Task brief
Your task is to print every entry below exactly as given.

Dataset listings of figures:
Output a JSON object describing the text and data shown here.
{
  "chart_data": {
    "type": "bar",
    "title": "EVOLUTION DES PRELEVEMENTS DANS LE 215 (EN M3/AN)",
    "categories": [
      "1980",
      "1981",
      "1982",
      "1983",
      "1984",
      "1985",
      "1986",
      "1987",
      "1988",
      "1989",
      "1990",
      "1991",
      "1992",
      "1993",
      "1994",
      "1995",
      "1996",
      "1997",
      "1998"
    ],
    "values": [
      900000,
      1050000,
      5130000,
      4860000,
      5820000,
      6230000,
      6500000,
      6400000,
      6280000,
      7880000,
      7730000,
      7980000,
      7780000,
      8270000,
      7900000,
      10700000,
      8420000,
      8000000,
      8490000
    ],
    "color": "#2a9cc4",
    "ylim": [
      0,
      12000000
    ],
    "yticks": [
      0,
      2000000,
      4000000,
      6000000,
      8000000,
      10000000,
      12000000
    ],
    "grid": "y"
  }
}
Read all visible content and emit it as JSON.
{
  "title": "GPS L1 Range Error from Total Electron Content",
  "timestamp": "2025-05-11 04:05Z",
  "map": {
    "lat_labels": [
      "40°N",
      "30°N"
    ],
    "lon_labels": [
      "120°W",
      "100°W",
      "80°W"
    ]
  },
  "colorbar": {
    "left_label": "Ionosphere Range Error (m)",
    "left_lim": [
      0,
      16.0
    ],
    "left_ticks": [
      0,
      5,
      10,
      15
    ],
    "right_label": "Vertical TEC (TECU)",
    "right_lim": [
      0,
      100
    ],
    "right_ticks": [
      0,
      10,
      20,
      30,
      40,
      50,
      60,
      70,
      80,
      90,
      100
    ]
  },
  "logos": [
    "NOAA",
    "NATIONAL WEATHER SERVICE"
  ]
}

Task solution
Output a JSON object describing the text and data shown here.
{
  "chart_data": {
    "type": "bar",
    "title": "EVOLUTION DES PRELEVEMENTS DANS LE 215 (EN M3/AN)",
    "categories": [
      "1980",
      "1981",
      "1982",
      "1983",
      "1984",
      "1985",
      "1986",
      "1987",
      "1988",
      "1989",
      "1990",
      "1991",
      "1992",
      "1993",
      "1994",
      "1995",
      "1996",
      "1997",
      "1998"
    ],
    "values": [
      900000,
      1050000,
      5130000,
      4860000,
      5820000,
      6230000,
      6500000,
      6400000,
      6280000,
      7880000,
      7730000,
      7980000,
      7780000,
      8270000,
      7900000,
      10700000,
      8420000,
      8000000,
      8490000
    ],
    "color": "#2a9cc4",
    "ylim": [
      0,
      12000000
    ],
    "yticks": [
      0,
      2000000,
      4000000,
      6000000,
      8000000,
      10000000,
      12000000
    ],
    "grid": "y"
  }
}
Read all visible content and emit it as JSON.
{
  "title": "GPS L1 Range Error from Total Electron Content",
  "timestamp": "2025-05-11 04:05Z",
  "map": {
    "lat_labels": [
      "40°N",
      "30°N"
    ],
    "lon_labels": [
      "120°W",
      "100°W",
      "80°W"
    ]
  },
  "colorbar": {
    "left_label": "Ionosphere Range Error (m)",
    "left_lim": [
      0,
      16.0
    ],
    "left_ticks": [
      0,
      5,
      10,
      15
    ],
    "right_label": "Vertical TEC (TECU)",
    "right_lim": [
      0,
      100
    ],
    "right_ticks": [
      0,
      10,
      20,
      30,
      40,
      50,
      60,
      70,
      80,
      90,
      100
    ]
  },
  "logos": [
    "NOAA",
    "NATIONAL WEATHER SERVICE"
  ]
}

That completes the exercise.